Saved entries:
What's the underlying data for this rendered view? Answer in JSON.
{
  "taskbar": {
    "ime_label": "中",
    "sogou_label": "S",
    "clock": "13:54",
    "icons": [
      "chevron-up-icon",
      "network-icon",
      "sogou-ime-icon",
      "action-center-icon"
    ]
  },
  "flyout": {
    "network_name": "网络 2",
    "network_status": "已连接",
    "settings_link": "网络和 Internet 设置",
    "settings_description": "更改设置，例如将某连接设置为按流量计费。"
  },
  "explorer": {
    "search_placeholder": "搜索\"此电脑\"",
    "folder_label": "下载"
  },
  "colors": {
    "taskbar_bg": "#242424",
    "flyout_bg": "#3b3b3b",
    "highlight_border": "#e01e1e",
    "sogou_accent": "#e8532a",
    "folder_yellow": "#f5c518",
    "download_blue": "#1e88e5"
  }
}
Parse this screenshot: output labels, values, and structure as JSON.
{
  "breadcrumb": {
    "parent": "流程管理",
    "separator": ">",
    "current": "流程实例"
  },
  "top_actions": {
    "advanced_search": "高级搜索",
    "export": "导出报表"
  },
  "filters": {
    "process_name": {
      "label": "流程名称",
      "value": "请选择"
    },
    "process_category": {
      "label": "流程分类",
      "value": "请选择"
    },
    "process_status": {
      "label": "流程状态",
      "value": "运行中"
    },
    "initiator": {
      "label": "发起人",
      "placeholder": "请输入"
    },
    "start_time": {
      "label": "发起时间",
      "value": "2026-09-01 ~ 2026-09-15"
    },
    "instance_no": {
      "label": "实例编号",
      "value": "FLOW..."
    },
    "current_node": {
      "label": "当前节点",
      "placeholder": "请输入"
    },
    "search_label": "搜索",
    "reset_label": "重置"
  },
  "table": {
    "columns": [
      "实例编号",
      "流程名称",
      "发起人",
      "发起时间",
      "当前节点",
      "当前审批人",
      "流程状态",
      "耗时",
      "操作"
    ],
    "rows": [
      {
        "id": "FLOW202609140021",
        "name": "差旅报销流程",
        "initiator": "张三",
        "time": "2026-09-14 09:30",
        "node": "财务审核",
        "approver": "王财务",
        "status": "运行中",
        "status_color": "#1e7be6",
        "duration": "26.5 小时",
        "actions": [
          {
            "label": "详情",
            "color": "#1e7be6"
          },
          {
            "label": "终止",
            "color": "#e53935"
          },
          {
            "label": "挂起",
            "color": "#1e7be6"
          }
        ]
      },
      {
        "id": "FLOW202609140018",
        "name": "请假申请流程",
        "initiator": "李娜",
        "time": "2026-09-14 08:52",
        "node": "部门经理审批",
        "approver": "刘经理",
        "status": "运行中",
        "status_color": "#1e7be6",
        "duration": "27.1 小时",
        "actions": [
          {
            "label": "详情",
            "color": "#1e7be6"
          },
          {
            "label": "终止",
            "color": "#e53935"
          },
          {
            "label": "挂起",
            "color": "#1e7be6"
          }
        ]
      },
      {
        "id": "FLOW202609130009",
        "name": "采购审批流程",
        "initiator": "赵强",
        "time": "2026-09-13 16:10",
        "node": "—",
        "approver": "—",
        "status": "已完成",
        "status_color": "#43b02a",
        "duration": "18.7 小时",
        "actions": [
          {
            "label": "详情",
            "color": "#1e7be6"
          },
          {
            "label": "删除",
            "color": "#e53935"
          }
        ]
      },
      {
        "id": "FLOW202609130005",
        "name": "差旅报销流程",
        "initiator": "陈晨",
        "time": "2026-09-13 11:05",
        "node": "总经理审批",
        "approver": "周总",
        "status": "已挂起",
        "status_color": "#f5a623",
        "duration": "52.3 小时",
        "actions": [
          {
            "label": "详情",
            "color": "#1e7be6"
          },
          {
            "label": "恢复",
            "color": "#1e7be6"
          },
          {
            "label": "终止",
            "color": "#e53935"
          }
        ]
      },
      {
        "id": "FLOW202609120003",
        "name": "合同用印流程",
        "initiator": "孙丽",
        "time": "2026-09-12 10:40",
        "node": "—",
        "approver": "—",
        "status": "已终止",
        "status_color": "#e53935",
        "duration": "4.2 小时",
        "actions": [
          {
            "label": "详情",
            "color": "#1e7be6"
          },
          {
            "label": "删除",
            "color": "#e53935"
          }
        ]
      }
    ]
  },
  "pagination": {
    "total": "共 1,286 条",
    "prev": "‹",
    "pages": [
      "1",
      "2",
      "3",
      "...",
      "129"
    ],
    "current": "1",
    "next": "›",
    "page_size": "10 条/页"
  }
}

TASK OBJECTIVE ->
All of the lines above must be returned exactly.

THE RESULT ->
What's the underlying data for this rendered view? Answer in JSON.
{
  "taskbar": {
    "ime_label": "中",
    "sogou_label": "S",
    "clock": "13:54",
    "icons": [
      "chevron-up-icon",
      "network-icon",
      "sogou-ime-icon",
      "action-center-icon"
    ]
  },
  "flyout": {
    "network_name": "网络 2",
    "network_status": "已连接",
    "settings_link": "网络和 Internet 设置",
    "settings_description": "更改设置，例如将某连接设置为按流量计费。"
  },
  "explorer": {
    "search_placeholder": "搜索\"此电脑\"",
    "folder_label": "下载"
  },
  "colors": {
    "taskbar_bg": "#242424",
    "flyout_bg": "#3b3b3b",
    "highlight_border": "#e01e1e",
    "sogou_accent": "#e8532a",
    "folder_yellow": "#f5c518",
    "download_blue": "#1e88e5"
  }
}
Parse this screenshot: output labels, values, and structure as JSON.
{
  "breadcrumb": {
    "parent": "流程管理",
    "separator": ">",
    "current": "流程实例"
  },
  "top_actions": {
    "advanced_search": "高级搜索",
    "export": "导出报表"
  },
  "filters": {
    "process_name": {
      "label": "流程名称",
      "value": "请选择"
    },
    "process_category": {
      "label": "流程分类",
      "value": "请选择"
    },
    "process_status": {
      "label": "流程状态",
      "value": "运行中"
    },
    "initiator": {
      "label": "发起人",
      "placeholder": "请输入"
    },
    "start_time": {
      "label": "发起时间",
      "value": "2026-09-01 ~ 2026-09-15"
    },
    "instance_no": {
      "label": "实例编号",
      "value": "FLOW..."
    },
    "current_node": {
      "label": "当前节点",
      "placeholder": "请输入"
    },
    "search_label": "搜索",
    "reset_label": "重置"
  },
  "table": {
    "columns": [
      "实例编号",
      "流程名称",
      "发起人",
      "发起时间",
      "当前节点",
      "当前审批人",
      "流程状态",
      "耗时",
      "操作"
    ],
    "rows": [
      {
        "id": "FLOW202609140021",
        "name": "差旅报销流程",
        "initiator": "张三",
        "time": "2026-09-14 09:30",
        "node": "财务审核",
        "approver": "王财务",
        "status": "运行中",
        "status_color": "#1e7be6",
        "duration": "26.5 小时",
        "actions": [
          {
            "label": "详情",
            "color": "#1e7be6"
          },
          {
            "label": "终止",
            "color": "#e53935"
          },
          {
            "label": "挂起",
            "color": "#1e7be6"
          }
        ]
      },
      {
        "id": "FLOW202609140018",
        "name": "请假申请流程",
        "initiator": "李娜",
        "time": "2026-09-14 08:52",
        "node": "部门经理审批",
        "approver": "刘经理",
        "status": "运行中",
        "status_color": "#1e7be6",
        "duration": "27.1 小时",
        "actions": [
          {
            "label": "详情",
            "color": "#1e7be6"
          },
          {
            "label": "终止",
            "color": "#e53935"
          },
          {
            "label": "挂起",
            "color": "#1e7be6"
          }
        ]
      },
      {
        "id": "FLOW202609130009",
        "name": "采购审批流程",
        "initiator": "赵强",
        "time": "2026-09-13 16:10",
        "node": "—",
        "approver": "—",
        "status": "已完成",
        "status_color": "#43b02a",
        "duration": "18.7 小时",
        "actions": [
          {
            "label": "详情",
            "color": "#1e7be6"
          },
          {
            "label": "删除",
            "color": "#e53935"
          }
        ]
      },
      {
        "id": "FLOW202609130005",
        "name": "差旅报销流程",
        "initiator": "陈晨",
        "time": "2026-09-13 11:05",
        "node": "总经理审批",
        "approver": "周总",
        "status": "已挂起",
        "status_color": "#f5a623",
        "duration": "52.3 小时",
        "actions": [
          {
            "label": "详情",
            "color": "#1e7be6"
          },
          {
            "label": "恢复",
            "color": "#1e7be6"
          },
          {
            "label": "终止",
            "color": "#e53935"
          }
        ]
      },
      {
        "id": "FLOW202609120003",
        "name": "合同用印流程",
        "initiator": "孙丽",
        "time": "2026-09-12 10:40",
        "node": "—",
        "approver": "—",
        "status": "已终止",
        "status_color": "#e53935",
        "duration": "4.2 小时",
        "actions": [
          {
            "label": "详情",
            "color": "#1e7be6"
          },
          {
            "label": "删除",
            "color": "#e53935"
          }
        ]
      }
    ]
  },
  "pagination": {
    "total": "共 1,286 条",
    "prev": "‹",
    "pages": [
      "1",
      "2",
      "3",
      "...",
      "129"
    ],
    "current": "1",
    "next": "›",
    "page_size": "10 条/页"
  }
}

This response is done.